▸ TEXTE DU DOCUMENT
────────
S’il y a eu quelque chose de républicain pendant ces heures si dures dans ces banlieues dans lesquelles tant d’entre nous sont élus, où tant d’entre nous militent, s’il y a quelqu’un qu’il faut saluer, ce n’est pas seulement les pompiers, les policiers, les éducateurs, bien sûr qu’ils le méritent, les élus, cela va de soi, c’est le peuple lui-même qui est descendu dans ses rues et qui a refusé la guerre ethnique, la guerre raciale, la guerre religieuse à laquelle on le poussait. La ferveur républicaine du peuple français a été attestée par la façon dont, en définitive, la situation a tourné.
────────
▸ EXTRAIT DES DONNÉES
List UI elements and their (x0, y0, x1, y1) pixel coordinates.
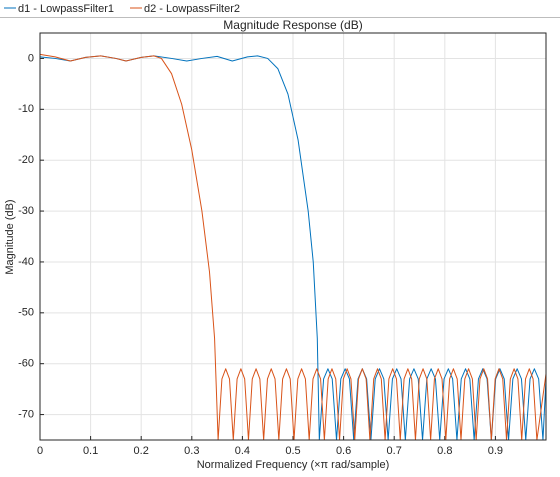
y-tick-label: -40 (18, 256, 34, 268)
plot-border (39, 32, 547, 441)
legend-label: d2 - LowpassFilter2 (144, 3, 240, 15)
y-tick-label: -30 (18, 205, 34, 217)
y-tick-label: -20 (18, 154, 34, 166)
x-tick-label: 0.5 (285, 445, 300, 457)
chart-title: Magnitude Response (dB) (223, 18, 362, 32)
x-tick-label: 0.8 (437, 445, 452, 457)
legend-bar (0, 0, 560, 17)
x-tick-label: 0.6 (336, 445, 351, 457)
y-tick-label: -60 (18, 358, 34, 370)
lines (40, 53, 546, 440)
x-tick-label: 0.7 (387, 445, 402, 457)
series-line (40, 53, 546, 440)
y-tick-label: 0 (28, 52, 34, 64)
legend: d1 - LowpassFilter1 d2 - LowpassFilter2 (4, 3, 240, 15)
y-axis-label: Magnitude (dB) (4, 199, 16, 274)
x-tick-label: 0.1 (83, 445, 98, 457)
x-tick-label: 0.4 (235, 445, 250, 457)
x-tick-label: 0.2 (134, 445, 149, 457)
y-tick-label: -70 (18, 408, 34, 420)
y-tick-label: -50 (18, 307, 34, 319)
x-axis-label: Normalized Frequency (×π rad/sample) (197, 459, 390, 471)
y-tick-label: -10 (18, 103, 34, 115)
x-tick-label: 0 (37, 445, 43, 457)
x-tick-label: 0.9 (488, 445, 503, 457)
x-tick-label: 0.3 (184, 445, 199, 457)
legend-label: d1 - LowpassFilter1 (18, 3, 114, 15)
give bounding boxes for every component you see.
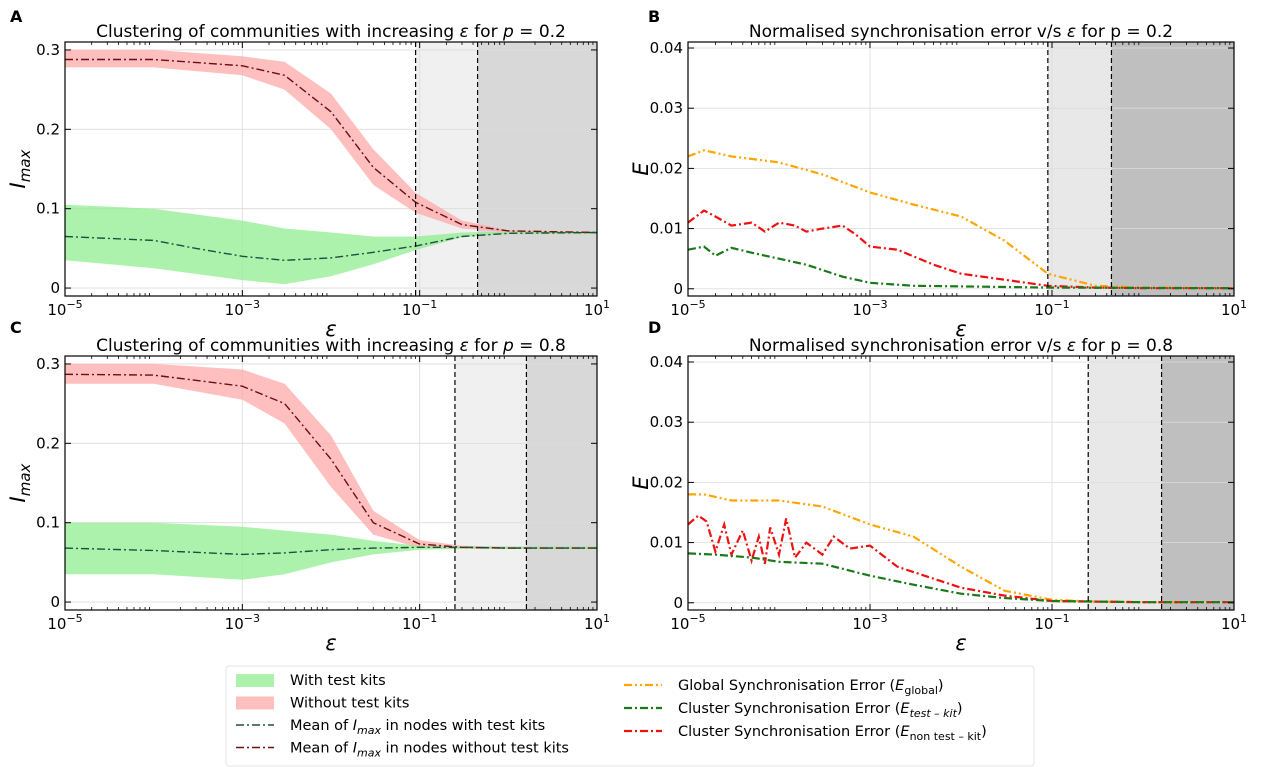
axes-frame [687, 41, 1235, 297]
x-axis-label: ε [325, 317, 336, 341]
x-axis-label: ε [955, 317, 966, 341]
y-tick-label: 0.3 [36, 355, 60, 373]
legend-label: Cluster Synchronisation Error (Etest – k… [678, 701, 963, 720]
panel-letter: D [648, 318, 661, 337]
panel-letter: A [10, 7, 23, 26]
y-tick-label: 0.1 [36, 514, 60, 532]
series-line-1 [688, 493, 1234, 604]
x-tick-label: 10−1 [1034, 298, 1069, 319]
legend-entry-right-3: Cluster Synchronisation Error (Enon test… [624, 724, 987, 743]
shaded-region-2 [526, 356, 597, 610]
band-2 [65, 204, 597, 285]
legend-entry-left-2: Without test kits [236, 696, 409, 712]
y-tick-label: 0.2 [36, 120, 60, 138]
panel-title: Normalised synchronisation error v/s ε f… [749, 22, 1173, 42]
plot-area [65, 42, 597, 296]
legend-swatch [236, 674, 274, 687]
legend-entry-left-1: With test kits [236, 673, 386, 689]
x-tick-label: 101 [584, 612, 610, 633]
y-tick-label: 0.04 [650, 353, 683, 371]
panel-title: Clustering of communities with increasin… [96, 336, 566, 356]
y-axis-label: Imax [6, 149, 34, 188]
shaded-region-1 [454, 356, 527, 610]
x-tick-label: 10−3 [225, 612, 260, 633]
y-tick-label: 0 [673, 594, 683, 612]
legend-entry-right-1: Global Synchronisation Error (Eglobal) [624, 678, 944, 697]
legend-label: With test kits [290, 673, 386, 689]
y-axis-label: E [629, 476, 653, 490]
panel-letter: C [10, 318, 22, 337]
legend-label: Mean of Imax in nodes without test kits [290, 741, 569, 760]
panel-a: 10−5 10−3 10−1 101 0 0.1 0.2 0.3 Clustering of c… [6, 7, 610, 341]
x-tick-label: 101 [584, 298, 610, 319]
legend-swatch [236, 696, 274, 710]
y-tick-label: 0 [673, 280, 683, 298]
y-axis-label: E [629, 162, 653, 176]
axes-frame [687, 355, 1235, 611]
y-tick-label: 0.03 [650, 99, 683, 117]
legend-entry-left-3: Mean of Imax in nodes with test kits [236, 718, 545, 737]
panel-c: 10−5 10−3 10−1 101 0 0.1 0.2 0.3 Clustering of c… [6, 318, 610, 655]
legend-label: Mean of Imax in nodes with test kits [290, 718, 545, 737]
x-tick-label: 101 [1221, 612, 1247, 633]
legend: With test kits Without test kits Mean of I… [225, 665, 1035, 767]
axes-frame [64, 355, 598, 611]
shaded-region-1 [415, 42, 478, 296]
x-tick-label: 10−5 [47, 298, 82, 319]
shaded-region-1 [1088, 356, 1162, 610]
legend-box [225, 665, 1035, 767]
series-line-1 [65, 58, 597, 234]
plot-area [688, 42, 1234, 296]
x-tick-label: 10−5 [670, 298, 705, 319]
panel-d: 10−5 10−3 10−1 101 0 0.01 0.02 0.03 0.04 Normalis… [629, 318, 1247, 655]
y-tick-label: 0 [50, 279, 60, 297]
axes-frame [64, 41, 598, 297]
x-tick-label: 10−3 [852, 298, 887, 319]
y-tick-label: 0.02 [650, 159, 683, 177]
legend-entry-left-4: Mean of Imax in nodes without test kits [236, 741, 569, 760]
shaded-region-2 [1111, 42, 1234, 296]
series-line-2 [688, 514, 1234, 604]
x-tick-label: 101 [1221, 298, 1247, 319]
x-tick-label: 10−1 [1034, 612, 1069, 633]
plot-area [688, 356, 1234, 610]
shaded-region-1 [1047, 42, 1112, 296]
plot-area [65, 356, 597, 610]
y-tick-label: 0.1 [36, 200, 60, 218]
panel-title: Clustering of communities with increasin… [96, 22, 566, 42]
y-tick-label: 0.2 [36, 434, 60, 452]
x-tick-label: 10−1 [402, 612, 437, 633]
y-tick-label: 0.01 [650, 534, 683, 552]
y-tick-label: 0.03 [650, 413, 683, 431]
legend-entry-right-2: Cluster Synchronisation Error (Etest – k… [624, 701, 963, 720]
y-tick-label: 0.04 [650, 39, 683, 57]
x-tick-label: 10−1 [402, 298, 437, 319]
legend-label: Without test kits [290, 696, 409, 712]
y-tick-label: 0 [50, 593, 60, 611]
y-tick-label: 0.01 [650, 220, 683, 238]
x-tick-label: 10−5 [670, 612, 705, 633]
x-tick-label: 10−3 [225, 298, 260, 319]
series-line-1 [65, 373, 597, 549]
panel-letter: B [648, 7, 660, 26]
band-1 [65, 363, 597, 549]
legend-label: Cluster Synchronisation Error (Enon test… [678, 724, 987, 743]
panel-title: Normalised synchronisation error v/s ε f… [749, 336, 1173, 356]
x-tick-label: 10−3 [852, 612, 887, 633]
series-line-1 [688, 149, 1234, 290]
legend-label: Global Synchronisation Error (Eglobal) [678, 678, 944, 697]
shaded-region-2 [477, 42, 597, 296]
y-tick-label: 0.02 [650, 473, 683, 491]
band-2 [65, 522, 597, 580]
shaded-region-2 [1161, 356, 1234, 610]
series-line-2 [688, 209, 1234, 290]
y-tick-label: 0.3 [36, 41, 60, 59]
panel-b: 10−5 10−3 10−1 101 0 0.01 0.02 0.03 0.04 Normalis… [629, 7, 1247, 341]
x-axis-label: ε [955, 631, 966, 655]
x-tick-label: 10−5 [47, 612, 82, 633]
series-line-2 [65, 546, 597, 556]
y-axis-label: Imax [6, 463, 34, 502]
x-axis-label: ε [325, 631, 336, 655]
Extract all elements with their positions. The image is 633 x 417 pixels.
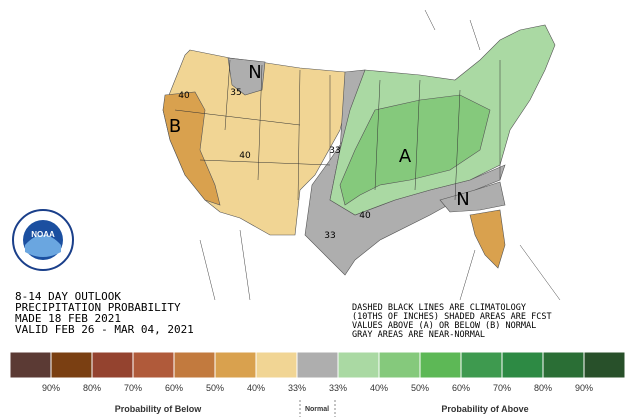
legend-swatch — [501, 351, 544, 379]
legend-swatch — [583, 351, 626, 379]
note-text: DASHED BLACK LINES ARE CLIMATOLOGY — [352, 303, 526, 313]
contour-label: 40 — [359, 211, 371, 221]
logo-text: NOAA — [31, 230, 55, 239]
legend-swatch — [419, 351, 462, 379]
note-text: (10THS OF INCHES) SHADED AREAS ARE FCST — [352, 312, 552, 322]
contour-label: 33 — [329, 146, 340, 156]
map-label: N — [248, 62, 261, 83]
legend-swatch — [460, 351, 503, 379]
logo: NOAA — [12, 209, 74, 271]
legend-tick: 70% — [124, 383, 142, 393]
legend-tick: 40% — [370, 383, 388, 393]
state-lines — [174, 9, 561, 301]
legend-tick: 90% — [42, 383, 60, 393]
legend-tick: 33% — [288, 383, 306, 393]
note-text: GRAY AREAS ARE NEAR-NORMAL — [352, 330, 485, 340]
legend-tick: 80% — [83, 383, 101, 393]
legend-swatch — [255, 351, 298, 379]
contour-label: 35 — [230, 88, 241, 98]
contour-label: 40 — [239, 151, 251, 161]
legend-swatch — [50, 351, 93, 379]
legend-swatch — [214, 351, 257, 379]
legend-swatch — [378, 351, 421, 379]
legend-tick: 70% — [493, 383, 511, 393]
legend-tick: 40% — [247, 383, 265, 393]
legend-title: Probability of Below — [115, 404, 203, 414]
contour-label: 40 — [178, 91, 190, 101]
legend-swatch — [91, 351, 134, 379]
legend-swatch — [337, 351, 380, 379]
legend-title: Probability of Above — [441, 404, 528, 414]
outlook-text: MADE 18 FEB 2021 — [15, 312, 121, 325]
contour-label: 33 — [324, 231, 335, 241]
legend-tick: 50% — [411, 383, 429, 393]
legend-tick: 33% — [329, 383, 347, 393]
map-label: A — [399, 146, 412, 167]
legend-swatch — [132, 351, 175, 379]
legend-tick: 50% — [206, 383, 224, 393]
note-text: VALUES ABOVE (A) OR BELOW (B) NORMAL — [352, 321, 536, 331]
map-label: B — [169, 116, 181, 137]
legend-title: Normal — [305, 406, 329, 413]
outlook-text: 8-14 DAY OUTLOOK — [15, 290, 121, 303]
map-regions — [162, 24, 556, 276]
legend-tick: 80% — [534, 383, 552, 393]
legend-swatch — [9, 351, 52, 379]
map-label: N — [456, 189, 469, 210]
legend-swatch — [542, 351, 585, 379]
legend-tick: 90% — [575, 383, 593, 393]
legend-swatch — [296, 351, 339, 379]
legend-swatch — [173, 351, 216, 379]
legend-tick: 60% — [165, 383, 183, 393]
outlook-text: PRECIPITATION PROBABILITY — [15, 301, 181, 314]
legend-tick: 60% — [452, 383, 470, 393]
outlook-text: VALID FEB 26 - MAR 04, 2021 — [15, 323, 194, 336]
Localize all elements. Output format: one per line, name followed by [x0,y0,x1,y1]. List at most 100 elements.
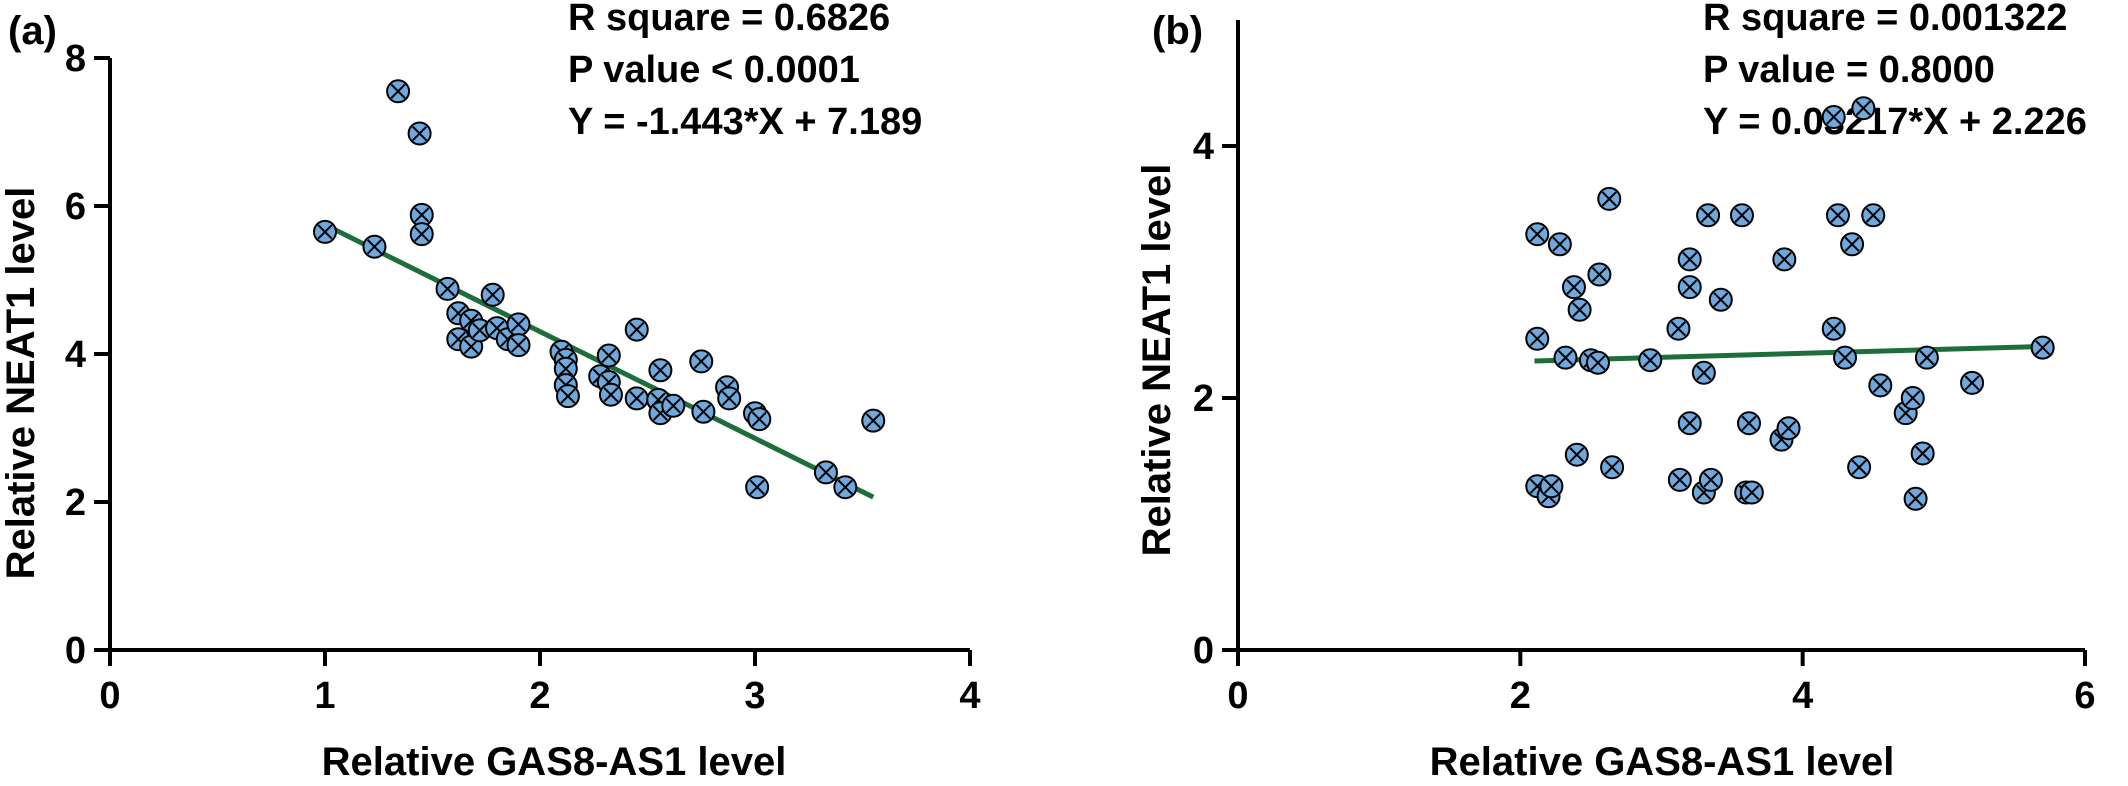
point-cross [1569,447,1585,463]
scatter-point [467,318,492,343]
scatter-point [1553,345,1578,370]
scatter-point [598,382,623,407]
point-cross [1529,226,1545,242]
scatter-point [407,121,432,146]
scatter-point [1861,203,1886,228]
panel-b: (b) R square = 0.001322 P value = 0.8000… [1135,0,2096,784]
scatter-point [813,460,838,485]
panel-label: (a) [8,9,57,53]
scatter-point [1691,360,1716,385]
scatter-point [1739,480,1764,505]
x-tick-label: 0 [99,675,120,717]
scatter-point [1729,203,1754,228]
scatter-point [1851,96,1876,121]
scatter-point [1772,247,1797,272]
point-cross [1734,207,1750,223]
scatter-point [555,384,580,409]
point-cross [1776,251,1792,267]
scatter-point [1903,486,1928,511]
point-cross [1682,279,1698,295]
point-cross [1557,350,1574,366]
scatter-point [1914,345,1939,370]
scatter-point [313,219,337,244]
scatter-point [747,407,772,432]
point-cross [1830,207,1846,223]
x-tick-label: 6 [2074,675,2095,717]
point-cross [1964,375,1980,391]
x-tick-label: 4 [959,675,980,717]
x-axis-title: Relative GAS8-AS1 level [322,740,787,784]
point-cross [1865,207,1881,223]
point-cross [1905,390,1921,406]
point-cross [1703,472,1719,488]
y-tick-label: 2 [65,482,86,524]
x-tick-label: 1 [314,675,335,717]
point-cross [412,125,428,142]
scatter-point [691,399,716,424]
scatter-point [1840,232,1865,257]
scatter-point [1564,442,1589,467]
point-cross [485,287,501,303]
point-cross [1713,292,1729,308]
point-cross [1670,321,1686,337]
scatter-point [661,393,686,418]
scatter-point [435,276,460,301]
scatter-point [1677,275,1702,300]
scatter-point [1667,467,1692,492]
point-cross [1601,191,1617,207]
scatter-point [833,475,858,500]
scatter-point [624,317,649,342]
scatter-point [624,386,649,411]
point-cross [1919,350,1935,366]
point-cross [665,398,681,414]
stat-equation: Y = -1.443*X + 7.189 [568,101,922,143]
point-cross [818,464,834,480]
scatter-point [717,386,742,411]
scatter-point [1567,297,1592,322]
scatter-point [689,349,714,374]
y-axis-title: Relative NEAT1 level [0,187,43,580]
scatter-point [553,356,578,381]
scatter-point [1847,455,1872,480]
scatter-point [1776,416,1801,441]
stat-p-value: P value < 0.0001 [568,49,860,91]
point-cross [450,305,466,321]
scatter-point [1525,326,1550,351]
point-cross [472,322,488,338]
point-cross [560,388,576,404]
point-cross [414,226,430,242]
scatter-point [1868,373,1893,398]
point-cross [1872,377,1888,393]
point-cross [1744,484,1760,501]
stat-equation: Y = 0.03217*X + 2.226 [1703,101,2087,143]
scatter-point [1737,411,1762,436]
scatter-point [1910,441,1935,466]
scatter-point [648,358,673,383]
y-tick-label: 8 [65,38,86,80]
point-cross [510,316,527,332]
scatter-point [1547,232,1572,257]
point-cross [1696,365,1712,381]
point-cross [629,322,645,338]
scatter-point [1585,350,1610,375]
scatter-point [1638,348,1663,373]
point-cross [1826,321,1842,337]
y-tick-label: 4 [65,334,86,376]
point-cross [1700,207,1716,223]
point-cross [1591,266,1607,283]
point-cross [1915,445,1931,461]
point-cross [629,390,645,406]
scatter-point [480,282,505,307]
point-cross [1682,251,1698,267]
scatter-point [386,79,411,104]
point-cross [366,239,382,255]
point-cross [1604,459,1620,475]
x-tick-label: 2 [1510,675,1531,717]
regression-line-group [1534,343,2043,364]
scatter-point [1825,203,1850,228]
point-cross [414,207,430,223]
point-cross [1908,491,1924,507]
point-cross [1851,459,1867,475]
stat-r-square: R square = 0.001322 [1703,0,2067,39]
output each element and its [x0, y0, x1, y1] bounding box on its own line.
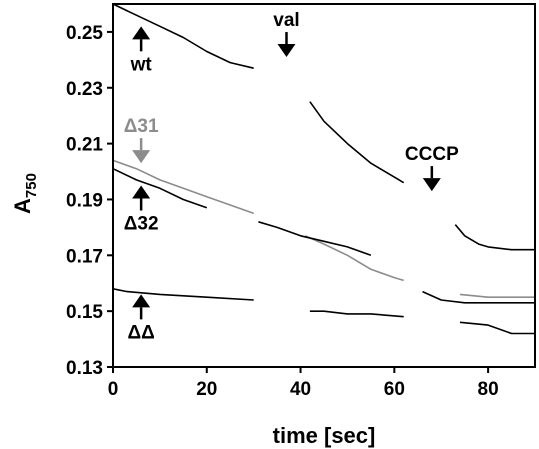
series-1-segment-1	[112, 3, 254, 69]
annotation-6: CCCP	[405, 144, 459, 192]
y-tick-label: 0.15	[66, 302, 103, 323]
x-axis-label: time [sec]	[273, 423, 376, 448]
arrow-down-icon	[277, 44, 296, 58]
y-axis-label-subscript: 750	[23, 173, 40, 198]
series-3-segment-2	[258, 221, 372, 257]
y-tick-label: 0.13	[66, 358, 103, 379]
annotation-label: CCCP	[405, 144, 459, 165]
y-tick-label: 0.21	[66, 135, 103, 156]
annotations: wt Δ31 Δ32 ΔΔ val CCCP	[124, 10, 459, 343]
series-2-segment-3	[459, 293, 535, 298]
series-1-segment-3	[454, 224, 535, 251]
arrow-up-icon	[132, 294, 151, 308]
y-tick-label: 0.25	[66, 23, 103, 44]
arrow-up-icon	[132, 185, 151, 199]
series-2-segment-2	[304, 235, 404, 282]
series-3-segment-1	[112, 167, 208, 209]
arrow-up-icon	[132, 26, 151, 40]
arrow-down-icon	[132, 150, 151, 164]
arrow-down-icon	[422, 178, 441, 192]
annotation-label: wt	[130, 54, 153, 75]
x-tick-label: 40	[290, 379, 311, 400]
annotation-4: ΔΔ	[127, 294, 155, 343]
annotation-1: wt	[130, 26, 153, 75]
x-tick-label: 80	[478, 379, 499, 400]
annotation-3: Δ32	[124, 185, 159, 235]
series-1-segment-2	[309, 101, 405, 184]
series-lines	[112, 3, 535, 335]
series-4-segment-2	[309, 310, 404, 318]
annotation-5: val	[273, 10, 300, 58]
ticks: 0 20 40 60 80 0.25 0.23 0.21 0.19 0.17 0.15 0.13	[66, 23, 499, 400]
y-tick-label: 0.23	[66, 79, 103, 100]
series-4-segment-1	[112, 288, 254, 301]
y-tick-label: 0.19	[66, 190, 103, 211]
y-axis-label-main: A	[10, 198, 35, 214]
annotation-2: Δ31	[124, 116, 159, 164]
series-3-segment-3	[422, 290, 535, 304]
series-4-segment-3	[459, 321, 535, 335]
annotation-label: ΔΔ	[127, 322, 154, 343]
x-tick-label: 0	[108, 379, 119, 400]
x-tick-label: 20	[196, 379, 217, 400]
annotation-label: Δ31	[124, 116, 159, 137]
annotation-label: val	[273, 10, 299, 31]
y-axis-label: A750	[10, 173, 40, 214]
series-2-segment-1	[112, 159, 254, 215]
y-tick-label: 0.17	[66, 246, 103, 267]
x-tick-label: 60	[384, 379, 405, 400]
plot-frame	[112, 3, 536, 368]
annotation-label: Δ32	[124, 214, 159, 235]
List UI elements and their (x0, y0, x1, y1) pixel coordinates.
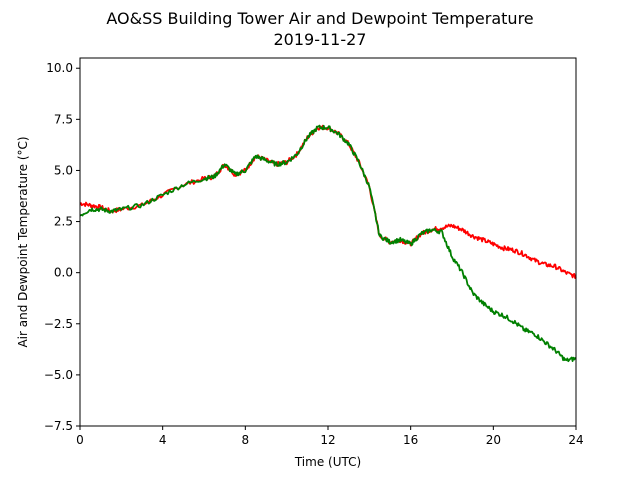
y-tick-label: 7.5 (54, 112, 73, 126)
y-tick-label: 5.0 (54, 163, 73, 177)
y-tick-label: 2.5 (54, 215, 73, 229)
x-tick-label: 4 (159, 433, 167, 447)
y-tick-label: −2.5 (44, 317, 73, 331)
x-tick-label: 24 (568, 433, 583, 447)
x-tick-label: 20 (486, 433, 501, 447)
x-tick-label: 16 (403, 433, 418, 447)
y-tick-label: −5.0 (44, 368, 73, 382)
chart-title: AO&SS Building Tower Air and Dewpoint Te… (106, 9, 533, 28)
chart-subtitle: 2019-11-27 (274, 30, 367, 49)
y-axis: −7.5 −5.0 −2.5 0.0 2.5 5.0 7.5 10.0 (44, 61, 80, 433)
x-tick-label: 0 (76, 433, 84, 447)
────────
▸ CONSIGNES
1 - Réécrivez plus brièvement le paragraphe du texte sur les banlieues qui commence par « S’il y a eu quelque chose de républicain », en conservant ses faits principaux.
2 - Écrivez la suite du texte sur les banlieues en reprenant après sa dernière phrase.

▸ CORRIGÉ DE L'EXERCICE
1 - Pendant ces heures difficiles dans les banlieues, où beaucoup sont élus ou militent, il faut saluer les pompiers, les policiers, les éducateurs et les élus. Il faut surtout saluer le peuple lui-même, descendu dans ses rues pour refuser la guerre ethnique, raciale et religieuse vers laquelle on le poussait. L’issue de la situation a attesté la ferveur républicaine du peuple français.

2 -
DE L’UNION DES GAUCHES A L’UNION POPULAIRE

Ce peuple, c’est notre point d’appui. J’en viens donc facilement à l’idée suivante : face à l’état d’urgence, plus que jamais, il est nécessaire que se construise une union des gauches. Naturellement, je parle de cette union politique entre des partis politiques. Nous en connaissons l’importance et je crois que nous la voulons tous. Elle doit être sans exclusive. Cela pour une raison : personne à gauche ne doit être émancipé d’avoir à répondre à la question de savoir ce qu’il fait des voix qu’il sollicite dans le peuple ; Les stérilise-t-il pour constater seulement l’accroissement de l’audience de telle ou telle théorie ? Ou bien pousse-t-il à ce qu’elle vienne s’adjoindre pour mener le grand combat de la gauche, pour changer la vie, c’est-à-dire pour gouverner ? Cette question, il faut la poser à tout le monde, y compris à l’extrême gauche.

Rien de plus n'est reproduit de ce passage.